- [What to produce] Present the following data again exactly as it is shown.

Start of Data extract

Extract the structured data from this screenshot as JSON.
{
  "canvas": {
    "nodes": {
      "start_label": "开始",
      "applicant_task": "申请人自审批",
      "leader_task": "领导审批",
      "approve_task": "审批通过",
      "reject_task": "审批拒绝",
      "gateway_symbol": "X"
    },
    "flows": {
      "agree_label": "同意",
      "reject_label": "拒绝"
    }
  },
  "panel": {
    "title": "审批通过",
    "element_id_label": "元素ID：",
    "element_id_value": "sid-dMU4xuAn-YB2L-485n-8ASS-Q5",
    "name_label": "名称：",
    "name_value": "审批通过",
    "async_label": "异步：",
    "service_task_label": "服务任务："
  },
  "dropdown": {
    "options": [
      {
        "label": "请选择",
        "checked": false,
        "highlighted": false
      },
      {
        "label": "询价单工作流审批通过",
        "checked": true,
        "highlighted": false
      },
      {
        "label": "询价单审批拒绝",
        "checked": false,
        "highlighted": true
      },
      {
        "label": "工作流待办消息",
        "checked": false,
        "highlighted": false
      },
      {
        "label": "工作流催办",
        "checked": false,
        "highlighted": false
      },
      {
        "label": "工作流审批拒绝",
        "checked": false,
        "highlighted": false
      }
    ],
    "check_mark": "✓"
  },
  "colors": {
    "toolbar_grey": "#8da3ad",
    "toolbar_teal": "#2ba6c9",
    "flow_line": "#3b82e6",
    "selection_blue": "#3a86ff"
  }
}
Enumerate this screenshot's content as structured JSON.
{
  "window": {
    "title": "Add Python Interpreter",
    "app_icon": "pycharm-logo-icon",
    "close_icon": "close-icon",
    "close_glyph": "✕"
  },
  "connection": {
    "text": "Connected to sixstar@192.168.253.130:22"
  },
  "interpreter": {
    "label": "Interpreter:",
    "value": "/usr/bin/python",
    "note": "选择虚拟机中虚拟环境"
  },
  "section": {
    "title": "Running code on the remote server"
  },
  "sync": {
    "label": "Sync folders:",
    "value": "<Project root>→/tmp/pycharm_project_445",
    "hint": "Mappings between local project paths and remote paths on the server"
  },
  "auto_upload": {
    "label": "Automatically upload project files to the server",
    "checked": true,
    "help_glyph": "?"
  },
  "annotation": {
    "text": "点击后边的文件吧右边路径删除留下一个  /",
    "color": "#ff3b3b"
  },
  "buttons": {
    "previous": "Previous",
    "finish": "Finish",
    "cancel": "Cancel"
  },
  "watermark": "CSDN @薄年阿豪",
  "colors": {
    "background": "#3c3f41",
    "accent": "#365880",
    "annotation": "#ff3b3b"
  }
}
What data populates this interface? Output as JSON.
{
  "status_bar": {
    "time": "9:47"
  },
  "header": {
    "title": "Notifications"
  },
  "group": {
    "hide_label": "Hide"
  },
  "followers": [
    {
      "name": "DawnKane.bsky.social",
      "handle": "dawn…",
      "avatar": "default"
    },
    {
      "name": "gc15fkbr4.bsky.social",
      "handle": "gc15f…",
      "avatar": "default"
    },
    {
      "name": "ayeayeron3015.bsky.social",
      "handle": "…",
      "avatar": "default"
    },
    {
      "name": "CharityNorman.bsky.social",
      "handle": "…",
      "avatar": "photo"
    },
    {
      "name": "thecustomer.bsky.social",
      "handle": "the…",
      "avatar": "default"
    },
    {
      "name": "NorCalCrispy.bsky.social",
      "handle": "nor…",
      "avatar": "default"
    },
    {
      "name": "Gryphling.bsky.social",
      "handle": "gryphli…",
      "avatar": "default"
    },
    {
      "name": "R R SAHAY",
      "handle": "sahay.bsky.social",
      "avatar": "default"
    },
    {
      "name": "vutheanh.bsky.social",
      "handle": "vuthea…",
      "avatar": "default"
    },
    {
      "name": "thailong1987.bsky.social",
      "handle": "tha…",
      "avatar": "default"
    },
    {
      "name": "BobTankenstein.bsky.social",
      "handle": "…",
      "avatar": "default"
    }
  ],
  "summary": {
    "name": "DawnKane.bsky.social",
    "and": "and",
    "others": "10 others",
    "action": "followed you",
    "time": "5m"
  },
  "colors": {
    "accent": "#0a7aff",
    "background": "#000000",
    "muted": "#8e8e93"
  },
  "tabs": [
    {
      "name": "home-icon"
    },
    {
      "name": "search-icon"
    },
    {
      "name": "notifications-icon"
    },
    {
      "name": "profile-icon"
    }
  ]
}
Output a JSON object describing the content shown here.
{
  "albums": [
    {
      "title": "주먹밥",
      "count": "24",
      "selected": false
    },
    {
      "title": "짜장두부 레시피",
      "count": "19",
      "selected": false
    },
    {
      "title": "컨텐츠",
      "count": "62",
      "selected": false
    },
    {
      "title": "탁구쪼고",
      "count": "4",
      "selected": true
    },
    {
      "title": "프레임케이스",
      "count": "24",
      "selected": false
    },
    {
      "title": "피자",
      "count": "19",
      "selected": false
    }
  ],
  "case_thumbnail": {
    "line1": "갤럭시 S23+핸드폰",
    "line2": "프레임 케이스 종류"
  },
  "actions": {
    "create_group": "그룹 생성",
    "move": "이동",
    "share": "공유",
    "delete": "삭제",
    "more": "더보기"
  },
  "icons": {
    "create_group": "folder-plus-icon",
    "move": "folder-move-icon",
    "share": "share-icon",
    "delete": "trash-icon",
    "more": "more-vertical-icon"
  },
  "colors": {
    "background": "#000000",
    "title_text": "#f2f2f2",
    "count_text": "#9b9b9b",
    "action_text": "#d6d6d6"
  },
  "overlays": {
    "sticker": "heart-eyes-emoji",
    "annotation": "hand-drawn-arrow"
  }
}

End of Data extract

- [Final result]
Extract the structured data from this screenshot as JSON.
{
  "canvas": {
    "nodes": {
      "start_label": "开始",
      "applicant_task": "申请人自审批",
      "leader_task": "领导审批",
      "approve_task": "审批通过",
      "reject_task": "审批拒绝",
      "gateway_symbol": "X"
    },
    "flows": {
      "agree_label": "同意",
      "reject_label": "拒绝"
    }
  },
  "panel": {
    "title": "审批通过",
    "element_id_label": "元素ID：",
    "element_id_value": "sid-dMU4xuAn-YB2L-485n-8ASS-Q5",
    "name_label": "名称：",
    "name_value": "审批通过",
    "async_label": "异步：",
    "service_task_label": "服务任务："
  },
  "dropdown": {
    "options": [
      {
        "label": "请选择",
        "checked": false,
        "highlighted": false
      },
      {
        "label": "询价单工作流审批通过",
        "checked": true,
        "highlighted": false
      },
      {
        "label": "询价单审批拒绝",
        "checked": false,
        "highlighted": true
      },
      {
        "label": "工作流待办消息",
        "checked": false,
        "highlighted": false
      },
      {
        "label": "工作流催办",
        "checked": false,
        "highlighted": false
      },
      {
        "label": "工作流审批拒绝",
        "checked": false,
        "highlighted": false
      }
    ],
    "check_mark": "✓"
  },
  "colors": {
    "toolbar_grey": "#8da3ad",
    "toolbar_teal": "#2ba6c9",
    "flow_line": "#3b82e6",
    "selection_blue": "#3a86ff"
  }
}
Enumerate this screenshot's content as structured JSON.
{
  "window": {
    "title": "Add Python Interpreter",
    "app_icon": "pycharm-logo-icon",
    "close_icon": "close-icon",
    "close_glyph": "✕"
  },
  "connection": {
    "text": "Connected to sixstar@192.168.253.130:22"
  },
  "interpreter": {
    "label": "Interpreter:",
    "value": "/usr/bin/python",
    "note": "选择虚拟机中虚拟环境"
  },
  "section": {
    "title": "Running code on the remote server"
  },
  "sync": {
    "label": "Sync folders:",
    "value": "<Project root>→/tmp/pycharm_project_445",
    "hint": "Mappings between local project paths and remote paths on the server"
  },
  "auto_upload": {
    "label": "Automatically upload project files to the server",
    "checked": true,
    "help_glyph": "?"
  },
  "annotation": {
    "text": "点击后边的文件吧右边路径删除留下一个  /",
    "color": "#ff3b3b"
  },
  "buttons": {
    "previous": "Previous",
    "finish": "Finish",
    "cancel": "Cancel"
  },
  "watermark": "CSDN @薄年阿豪",
  "colors": {
    "background": "#3c3f41",
    "accent": "#365880",
    "annotation": "#ff3b3b"
  }
}
What data populates this interface? Output as JSON.
{
  "status_bar": {
    "time": "9:47"
  },
  "header": {
    "title": "Notifications"
  },
  "group": {
    "hide_label": "Hide"
  },
  "followers": [
    {
      "name": "DawnKane.bsky.social",
      "handle": "dawn…",
      "avatar": "default"
    },
    {
      "name": "gc15fkbr4.bsky.social",
      "handle": "gc15f…",
      "avatar": "default"
    },
    {
      "name": "ayeayeron3015.bsky.social",
      "handle": "…",
      "avatar": "default"
    },
    {
      "name": "CharityNorman.bsky.social",
      "handle": "…",
      "avatar": "photo"
    },
    {
      "name": "thecustomer.bsky.social",
      "handle": "the…",
      "avatar": "default"
    },
    {
      "name": "NorCalCrispy.bsky.social",
      "handle": "nor…",
      "avatar": "default"
    },
    {
      "name": "Gryphling.bsky.social",
      "handle": "gryphli…",
      "avatar": "default"
    },
    {
      "name": "R R SAHAY",
      "handle": "sahay.bsky.social",
      "avatar": "default"
    },
    {
      "name": "vutheanh.bsky.social",
      "handle": "vuthea…",
      "avatar": "default"
    },
    {
      "name": "thailong1987.bsky.social",
      "handle": "tha…",
      "avatar": "default"
    },
    {
      "name": "BobTankenstein.bsky.social",
      "handle": "…",
      "avatar": "default"
    }
  ],
  "summary": {
    "name": "DawnKane.bsky.social",
    "and": "and",
    "others": "10 others",
    "action": "followed you",
    "time": "5m"
  },
  "colors": {
    "accent": "#0a7aff",
    "background": "#000000",
    "muted": "#8e8e93"
  },
  "tabs": [
    {
      "name": "home-icon"
    },
    {
      "name": "search-icon"
    },
    {
      "name": "notifications-icon"
    },
    {
      "name": "profile-icon"
    }
  ]
}
Output a JSON object describing the content shown here.
{
  "albums": [
    {
      "title": "주먹밥",
      "count": "24",
      "selected": false
    },
    {
      "title": "짜장두부 레시피",
      "count": "19",
      "selected": false
    },
    {
      "title": "컨텐츠",
      "count": "62",
      "selected": false
    },
    {
      "title": "탁구쪼고",
      "count": "4",
      "selected": true
    },
    {
      "title": "프레임케이스",
      "count": "24",
      "selected": false
    },
    {
      "title": "피자",
      "count": "19",
      "selected": false
    }
  ],
  "case_thumbnail": {
    "line1": "갤럭시 S23+핸드폰",
    "line2": "프레임 케이스 종류"
  },
  "actions": {
    "create_group": "그룹 생성",
    "move": "이동",
    "share": "공유",
    "delete": "삭제",
    "more": "더보기"
  },
  "icons": {
    "create_group": "folder-plus-icon",
    "move": "folder-move-icon",
    "share": "share-icon",
    "delete": "trash-icon",
    "more": "more-vertical-icon"
  },
  "colors": {
    "background": "#000000",
    "title_text": "#f2f2f2",
    "count_text": "#9b9b9b",
    "action_text": "#d6d6d6"
  },
  "overlays": {
    "sticker": "heart-eyes-emoji",
    "annotation": "hand-drawn-arrow"
  }
}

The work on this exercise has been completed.